What is the number of lines in the entries below that include the word "Pulsed"? Provide the number only.

* * *

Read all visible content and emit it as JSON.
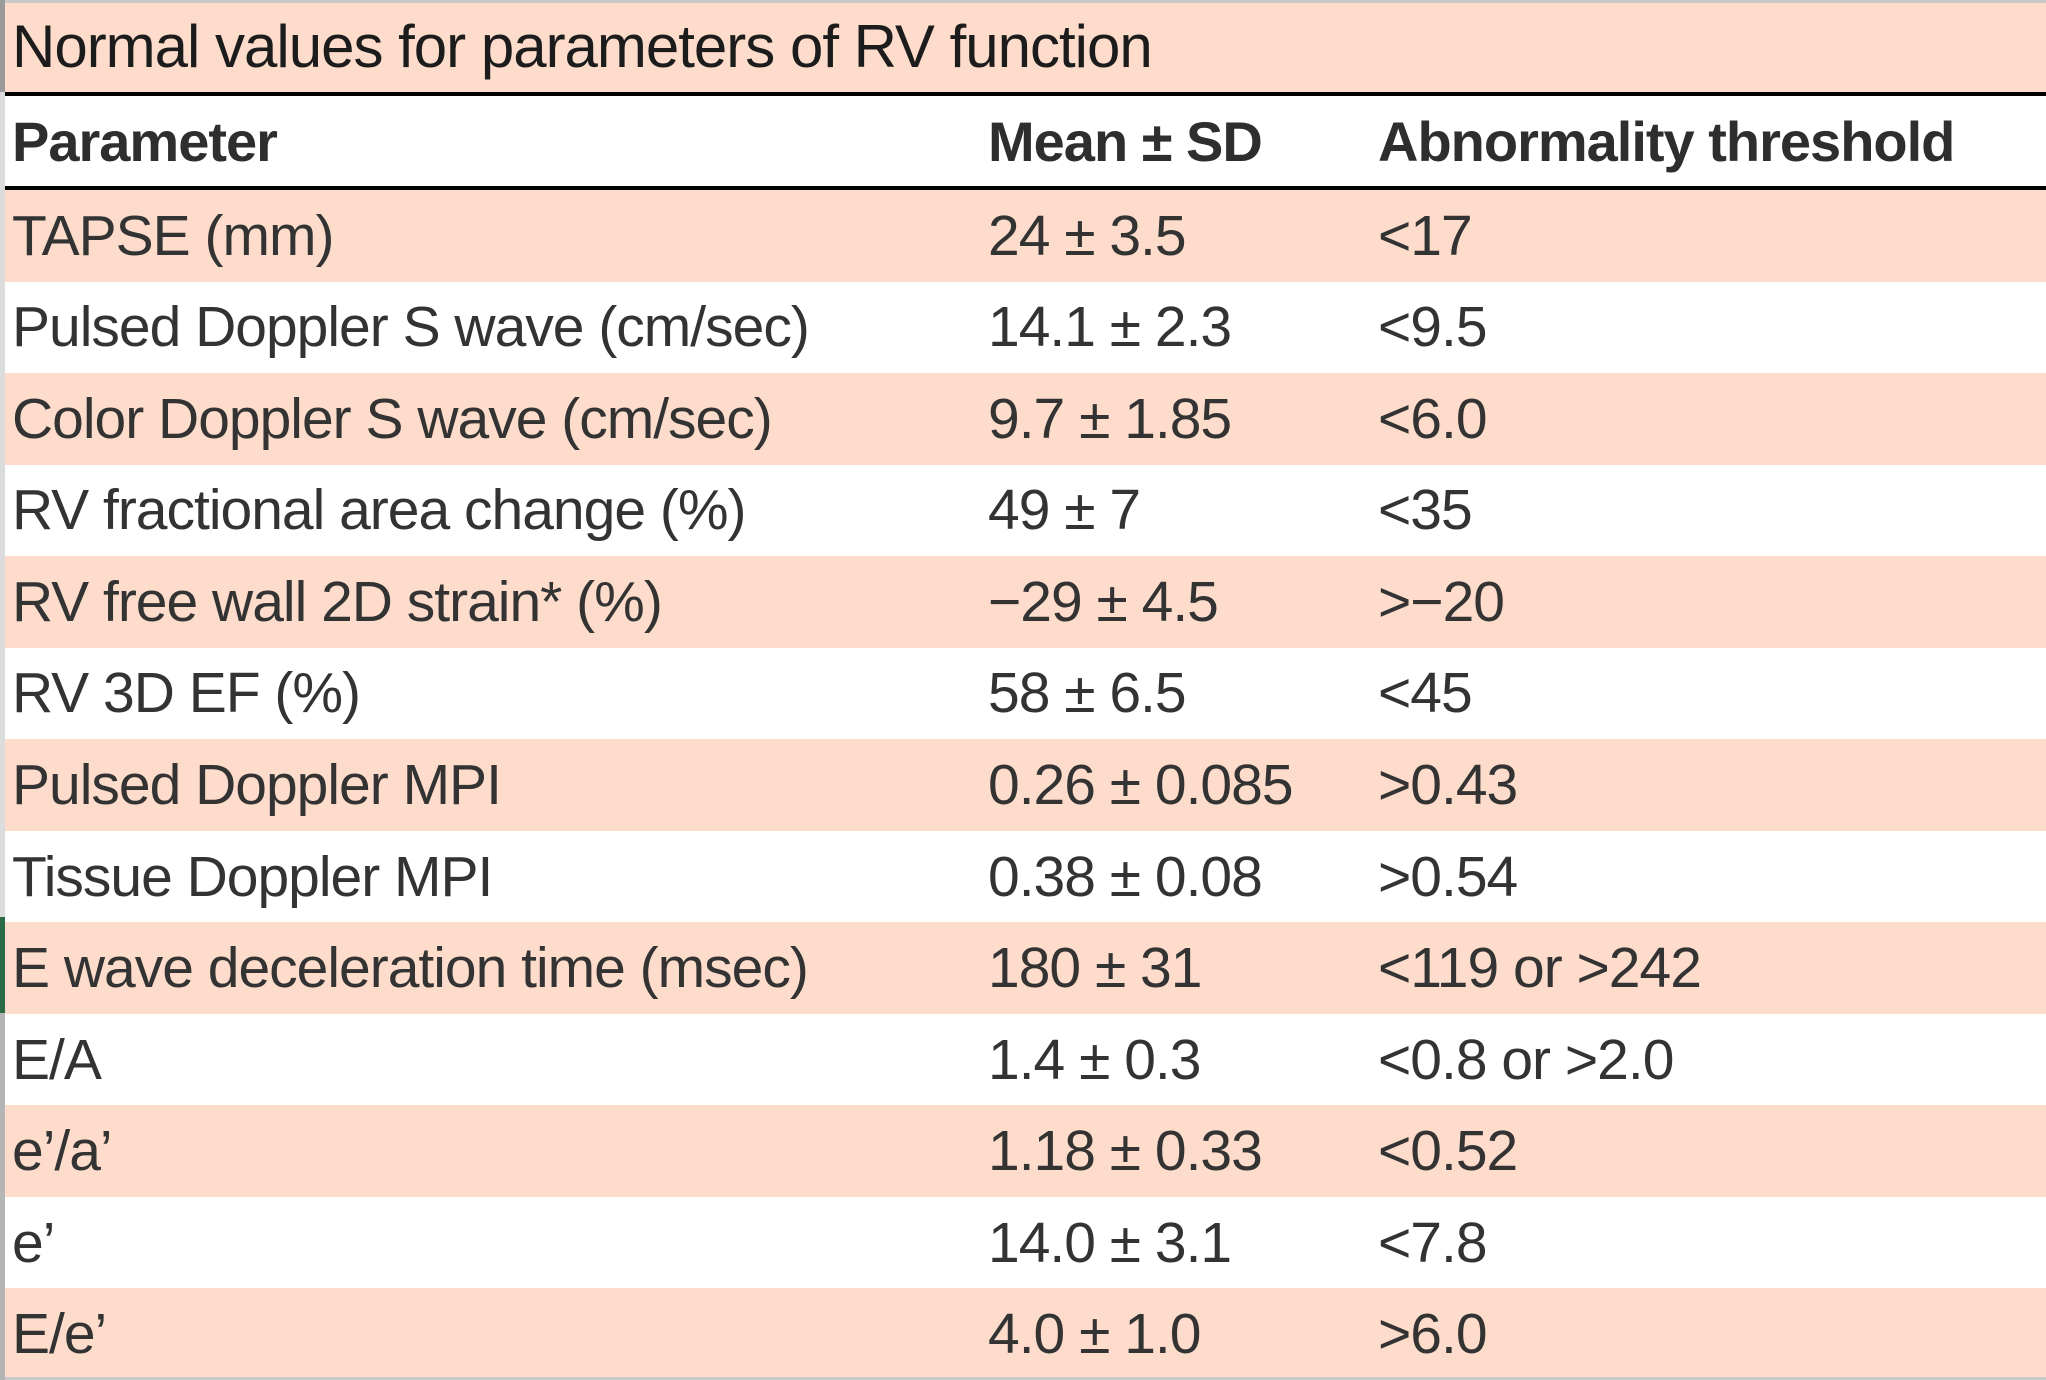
{
  "table": {
    "title": "Normal values for parameters of RV function",
    "columns": {
      "parameter": "Parameter",
      "mean_sd": "Mean ± SD",
      "threshold": "Abnormality threshold"
    },
    "rows": [
      {
        "parameter": "TAPSE (mm)",
        "mean_sd": "24 ± 3.5",
        "threshold": "<17"
      },
      {
        "parameter": "Pulsed Doppler S wave (cm/sec)",
        "mean_sd": "14.1 ± 2.3",
        "threshold": "<9.5"
      },
      {
        "parameter": "Color Doppler S wave (cm/sec)",
        "mean_sd": "9.7 ± 1.85",
        "threshold": "<6.0"
      },
      {
        "parameter": "RV fractional area change (%)",
        "mean_sd": "49 ± 7",
        "threshold": "<35"
      },
      {
        "parameter": "RV free wall 2D strain* (%)",
        "mean_sd": "−29 ± 4.5",
        "threshold": ">−20"
      },
      {
        "parameter": "RV 3D EF (%)",
        "mean_sd": "58 ± 6.5",
        "threshold": "<45"
      },
      {
        "parameter": "Pulsed Doppler MPI",
        "mean_sd": "0.26 ± 0.085",
        "threshold": ">0.43"
      },
      {
        "parameter": "Tissue Doppler MPI",
        "mean_sd": "0.38 ± 0.08",
        "threshold": ">0.54"
      },
      {
        "parameter": "E wave deceleration time (msec)",
        "mean_sd": "180 ± 31",
        "threshold": "<119 or >242"
      },
      {
        "parameter": "E/A",
        "mean_sd": "1.4 ± 0.3",
        "threshold": "<0.8 or >2.0"
      },
      {
        "parameter": "e’/a’",
        "mean_sd": "1.18 ± 0.33",
        "threshold": "<0.52"
      },
      {
        "parameter": "e’",
        "mean_sd": "14.0 ± 3.1",
        "threshold": "<7.8"
      },
      {
        "parameter": "E/e’",
        "mean_sd": "4.0 ± 1.0",
        "threshold": ">6.0"
      }
    ],
    "row_striping": {
      "odd_rows": "peach",
      "even_rows": "white"
    },
    "green_marker_row_index": 8
  },
  "colors": {
    "row_peach": "#fddccb",
    "row_white": "#ffffff",
    "rule_black": "#000000",
    "body_text": "#333333",
    "title_text": "#1c1c1c",
    "edge_light_gray": "#c9c9c9",
    "edge_title_gray": "#9a9a9a",
    "edge_mid_gray": "#dcdcdc",
    "edge_lower_gray": "#b5b5b5",
    "green_marker": "#2a6b45"
  }
}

* * *

== Correct response ==
2